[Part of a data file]
★ ★ ★ ★

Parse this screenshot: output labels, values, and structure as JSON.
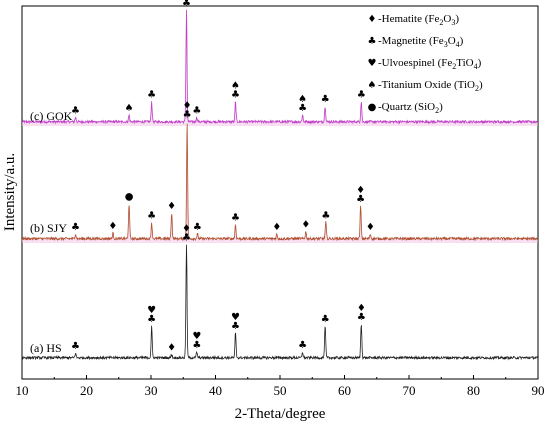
{
  "chart_data": {
    "type": "line",
    "xlabel": "2-Theta/degree",
    "ylabel": "Intensity/a.u.",
    "xlim": [
      10,
      90
    ],
    "x_ticks": [
      "10",
      "20",
      "30",
      "40",
      "50",
      "60",
      "70",
      "80",
      "90"
    ],
    "grid": false,
    "legend": {
      "placement": "top-right",
      "entries": [
        {
          "symbol": "diamond",
          "glyph": "♦",
          "prefix": "-Hematite (Fe",
          "parts": [
            "2",
            "O",
            "3",
            ")"
          ]
        },
        {
          "symbol": "club",
          "glyph": "♣",
          "prefix": "-Magnetite (Fe",
          "parts": [
            "3",
            "O",
            "4",
            ")"
          ]
        },
        {
          "symbol": "heart",
          "glyph": "♥",
          "prefix": "-Ulvoespinel (Fe",
          "parts": [
            "2",
            "TiO",
            "4",
            ")"
          ]
        },
        {
          "symbol": "spade",
          "glyph": "♠",
          "prefix": "-Titanium Oxide (TiO",
          "parts": [
            "2",
            ")"
          ]
        },
        {
          "symbol": "dot",
          "glyph": "●",
          "prefix": "-Quartz (SiO",
          "parts": [
            "2",
            ")"
          ]
        }
      ]
    },
    "series": [
      {
        "name": "(c) GOK",
        "color": "#c040c8",
        "baseline": 20,
        "peaks": [
          {
            "x": 18.3,
            "h": 4,
            "markers": [
              "club"
            ]
          },
          {
            "x": 26.6,
            "h": 6,
            "markers": [
              "spade"
            ]
          },
          {
            "x": 30.1,
            "h": 18,
            "markers": [
              "club"
            ]
          },
          {
            "x": 35.5,
            "h": 100,
            "markers": [
              "club",
              "spade"
            ]
          },
          {
            "x": 37.1,
            "h": 4,
            "markers": [
              "club"
            ]
          },
          {
            "x": 43.1,
            "h": 18,
            "markers": [
              "club",
              "spade"
            ]
          },
          {
            "x": 53.5,
            "h": 6,
            "markers": [
              "club",
              "spade"
            ]
          },
          {
            "x": 57.0,
            "h": 14,
            "markers": [
              "club"
            ]
          },
          {
            "x": 62.6,
            "h": 18,
            "markers": [
              "club"
            ]
          }
        ]
      },
      {
        "name": "(b) SJY",
        "color": "#b05030",
        "baseline": 20,
        "peaks": [
          {
            "x": 18.3,
            "h": 4,
            "markers": [
              "club"
            ]
          },
          {
            "x": 24.1,
            "h": 5,
            "markers": [
              "diamond"
            ]
          },
          {
            "x": 26.6,
            "h": 30,
            "markers": [
              "dot"
            ]
          },
          {
            "x": 30.1,
            "h": 14,
            "markers": [
              "club"
            ]
          },
          {
            "x": 33.2,
            "h": 22,
            "markers": [
              "diamond"
            ]
          },
          {
            "x": 35.6,
            "h": 100,
            "markers": [
              "club",
              "diamond"
            ]
          },
          {
            "x": 37.2,
            "h": 4,
            "markers": [
              "club"
            ]
          },
          {
            "x": 43.1,
            "h": 12,
            "markers": [
              "club"
            ]
          },
          {
            "x": 49.5,
            "h": 4,
            "markers": [
              "diamond"
            ]
          },
          {
            "x": 54.0,
            "h": 6,
            "markers": [
              "diamond"
            ]
          },
          {
            "x": 57.1,
            "h": 14,
            "markers": [
              "club"
            ]
          },
          {
            "x": 62.5,
            "h": 28,
            "markers": [
              "club",
              "diamond"
            ]
          },
          {
            "x": 64.0,
            "h": 4,
            "markers": [
              "diamond"
            ]
          }
        ]
      },
      {
        "name": "(a) HS",
        "color": "#222222",
        "baseline": 20,
        "peaks": [
          {
            "x": 18.3,
            "h": 4,
            "markers": [
              "club"
            ]
          },
          {
            "x": 30.1,
            "h": 28,
            "markers": [
              "club",
              "heart"
            ]
          },
          {
            "x": 33.2,
            "h": 3,
            "markers": [
              "diamond"
            ]
          },
          {
            "x": 35.5,
            "h": 100,
            "markers": [
              "club",
              "diamond"
            ]
          },
          {
            "x": 37.1,
            "h": 5,
            "markers": [
              "club",
              "heart"
            ]
          },
          {
            "x": 43.1,
            "h": 22,
            "markers": [
              "club",
              "heart"
            ]
          },
          {
            "x": 53.5,
            "h": 5,
            "markers": [
              "club"
            ]
          },
          {
            "x": 57.0,
            "h": 28,
            "markers": [
              "club"
            ]
          },
          {
            "x": 62.6,
            "h": 30,
            "markers": [
              "club",
              "diamond"
            ]
          }
        ]
      }
    ]
  }
}
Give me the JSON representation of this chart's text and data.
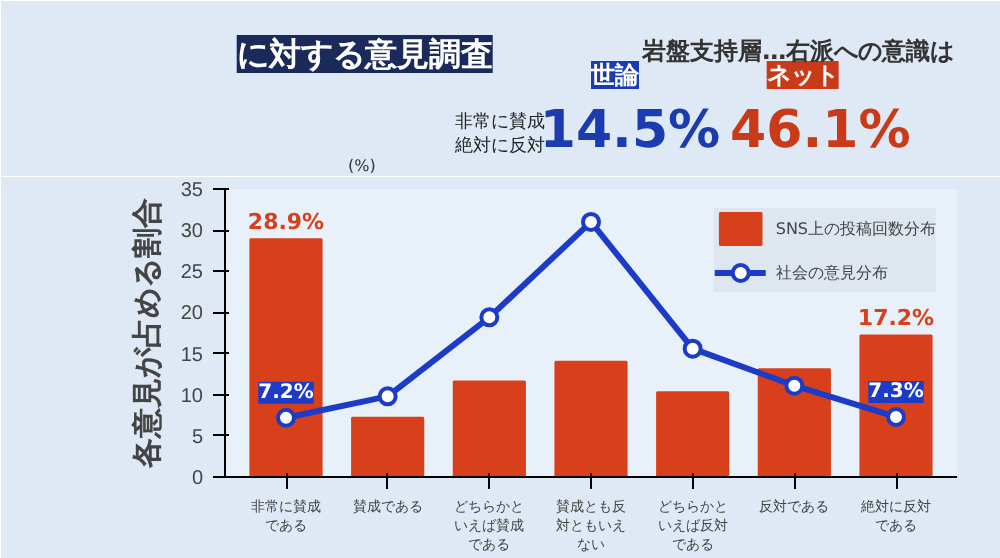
{
  "chart_data": {
    "type": "bar",
    "title": "に対する意見調査",
    "ylabel": "各意見が占める割合",
    "categories": [
      "非常に賛成である",
      "賛成である",
      "どちらかといえば賛成である",
      "賛成とも反対ともいえない",
      "どちらかといえば反対である",
      "反対である",
      "絶対に反対である"
    ],
    "series": [
      {
        "name": "SNS上の投稿回数分布",
        "color": "#d8401c",
        "values": [
          28.9,
          7.2,
          11.6,
          14.0,
          10.3,
          13.1,
          17.2
        ],
        "value_labels": [
          "28.9%",
          null,
          null,
          null,
          null,
          null,
          "17.2%"
        ]
      },
      {
        "name": "社会の意見分布",
        "type": "line",
        "color": "#1c3cc8",
        "marker": "circle",
        "values": [
          7.2,
          9.8,
          19.4,
          31.0,
          15.6,
          11.1,
          7.3
        ],
        "value_labels": [
          "7.2%",
          null,
          null,
          null,
          null,
          null,
          "7.3%"
        ]
      }
    ],
    "ylim": [
      0,
      35
    ],
    "yticks": [
      0,
      5,
      10,
      15,
      20,
      25,
      30,
      35
    ],
    "grid": false,
    "legend": "top right",
    "annotations": [
      "(%)",
      "世論",
      "ネット",
      "非常に賛成",
      "絶対に反対",
      "14.5%",
      "46.1%",
      "岩盤支持層…右派への意識は"
    ]
  }
}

★ ★ ★ ★

Set exercise — Filter the listing for the word "color" and copy every line that holds it.

Task solution —
        "color": "#c040c8",
        "color": "#b05030",
        "color": "#222222",
        "color": "#d8401c",
        "color": "#1c3cc8",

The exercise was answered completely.